Work to complete: Copy everything from the line containing "channel-name: MrJoker YT" down to the end of the material, changing every "interactable" to "clickable" and leaving the rest untouched.
# Start of Records supplied
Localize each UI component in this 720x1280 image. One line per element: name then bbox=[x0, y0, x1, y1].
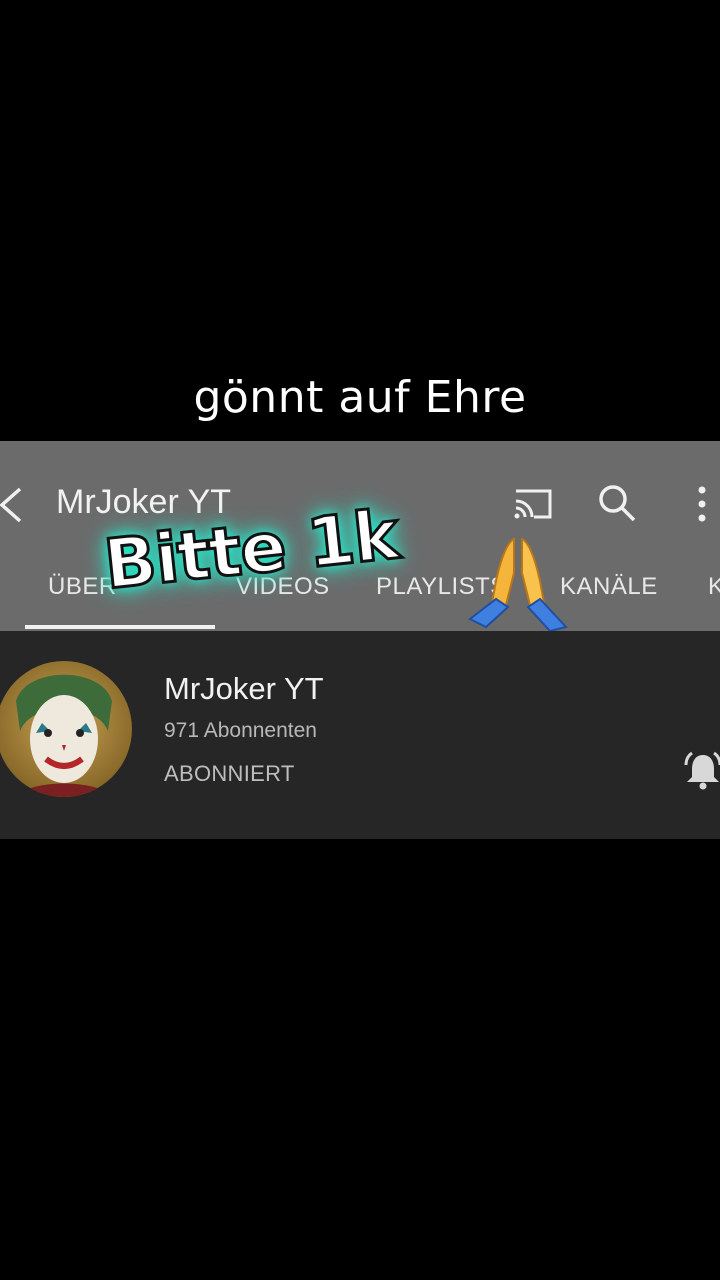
channel-name: MrJoker YT bbox=[164, 671, 324, 706]
subscriber-count: 971 Abonnenten bbox=[164, 719, 317, 742]
search-icon[interactable] bbox=[597, 483, 637, 523]
bell-icon[interactable] bbox=[682, 751, 720, 791]
video-caption: gönnt auf Ehre bbox=[193, 372, 527, 423]
subscribed-button[interactable]: ABONNIERT bbox=[164, 761, 295, 787]
app-bar: MrJoker YT ÜBER VIDEOS PLAYLISTS KANÄLE … bbox=[0, 441, 720, 631]
channel-info-panel: MrJoker YT 971 Abonnenten ABONNIERT bbox=[0, 631, 720, 839]
tab-community[interactable]: K bbox=[708, 573, 720, 601]
back-icon[interactable] bbox=[0, 485, 28, 525]
active-tab-indicator bbox=[25, 625, 215, 629]
more-icon[interactable] bbox=[694, 485, 710, 523]
cast-icon[interactable] bbox=[512, 487, 554, 521]
youtube-channel-screenshot: MrJoker YT ÜBER VIDEOS PLAYLISTS KANÄLE … bbox=[0, 441, 720, 839]
channel-avatar[interactable] bbox=[0, 661, 132, 797]
tab-channels[interactable]: KANÄLE bbox=[560, 573, 658, 601]
folded-hands-icon bbox=[468, 537, 568, 631]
# End of Records supplied
Task output:
channel-name: MrJoker YT bbox=[164, 671, 324, 706]
subscriber-count: 971 Abonnenten bbox=[164, 719, 317, 742]
search-icon[clickable] bbox=[597, 483, 637, 523]
bell-icon[clickable] bbox=[682, 751, 720, 791]
video-caption: gönnt auf Ehre bbox=[193, 372, 527, 423]
subscribed-button[clickable]: ABONNIERT bbox=[164, 761, 295, 787]
app-bar: MrJoker YT ÜBER VIDEOS PLAYLISTS KANÄLE … bbox=[0, 441, 720, 631]
channel-info-panel: MrJoker YT 971 Abonnenten ABONNIERT bbox=[0, 631, 720, 839]
tab-community[clickable]: K bbox=[708, 573, 720, 601]
back-icon[clickable] bbox=[0, 485, 28, 525]
active-tab-indicator bbox=[25, 625, 215, 629]
more-icon[clickable] bbox=[694, 485, 710, 523]
cast-icon[clickable] bbox=[512, 487, 554, 521]
youtube-channel-screenshot: MrJoker YT ÜBER VIDEOS PLAYLISTS KANÄLE … bbox=[0, 441, 720, 839]
channel-avatar[clickable] bbox=[0, 661, 132, 797]
tab-channels[clickable]: KANÄLE bbox=[560, 573, 658, 601]
folded-hands-icon bbox=[468, 537, 568, 631]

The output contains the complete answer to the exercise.